** start of RAW RECORDS **
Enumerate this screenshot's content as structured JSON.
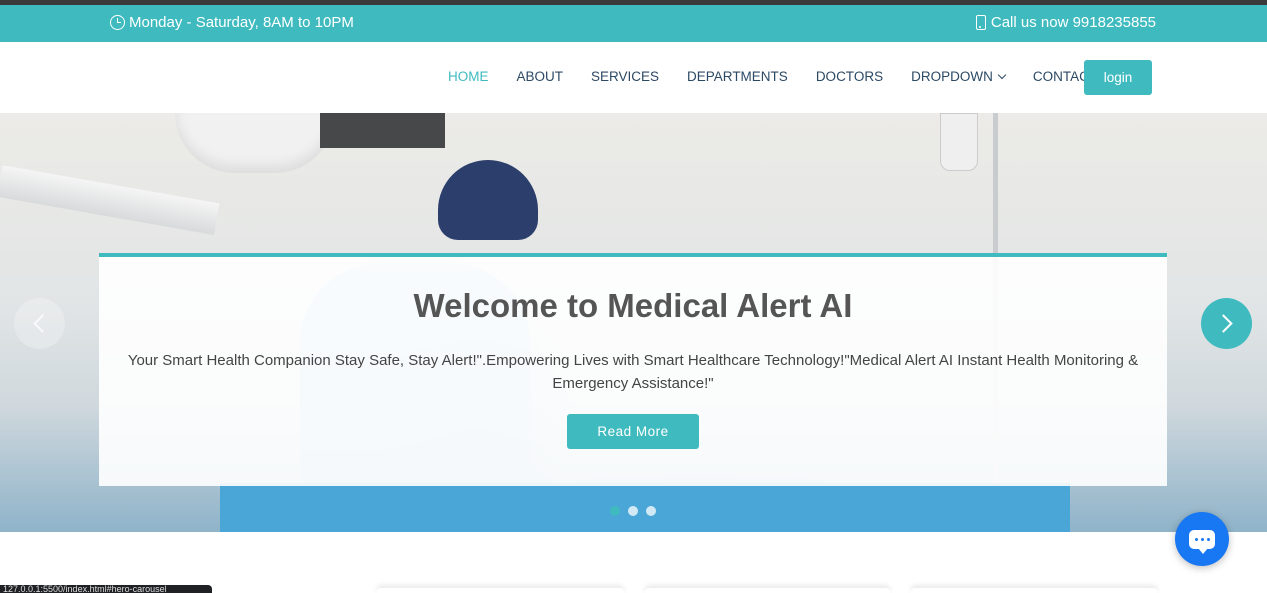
{
  "topbar": {
    "hours": "Monday - Saturday, 8AM to 10PM",
    "phone": "Call us now 9918235855",
    "clock_icon": "clock-icon",
    "phone_icon": "phone-icon"
  },
  "nav": {
    "items": [
      "HOME",
      "ABOUT",
      "SERVICES",
      "DEPARTMENTS",
      "DOCTORS",
      "DROPDOWN",
      "CONTACT"
    ],
    "active": "HOME",
    "login_label": "login"
  },
  "hero": {
    "title": "Welcome to Medical Alert AI",
    "text": "Your Smart Health Companion Stay Safe, Stay Alert!\".Empowering Lives with Smart Healthcare Technology!\"Medical Alert AI Instant Health Monitoring & Emergency Assistance!\"",
    "button_label": "Read More",
    "slides": 3,
    "active_slide": 1
  },
  "status_bar": {
    "url": "127.0.0.1:5500/index.html#hero-carousel"
  },
  "colors": {
    "accent": "#3fbbc0",
    "nav_text": "#2c4964",
    "chat_button": "#1877f2"
  }
}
** end of RAW RECORDS **
◆ **WHAT THE TASK REQUIRES**
Which lines hold the word "hero"? Copy every one of them.

◆ **THE SOLUTION**
  "hero": {
    "url": "127.0.0.1:5500/index.html#hero-carousel"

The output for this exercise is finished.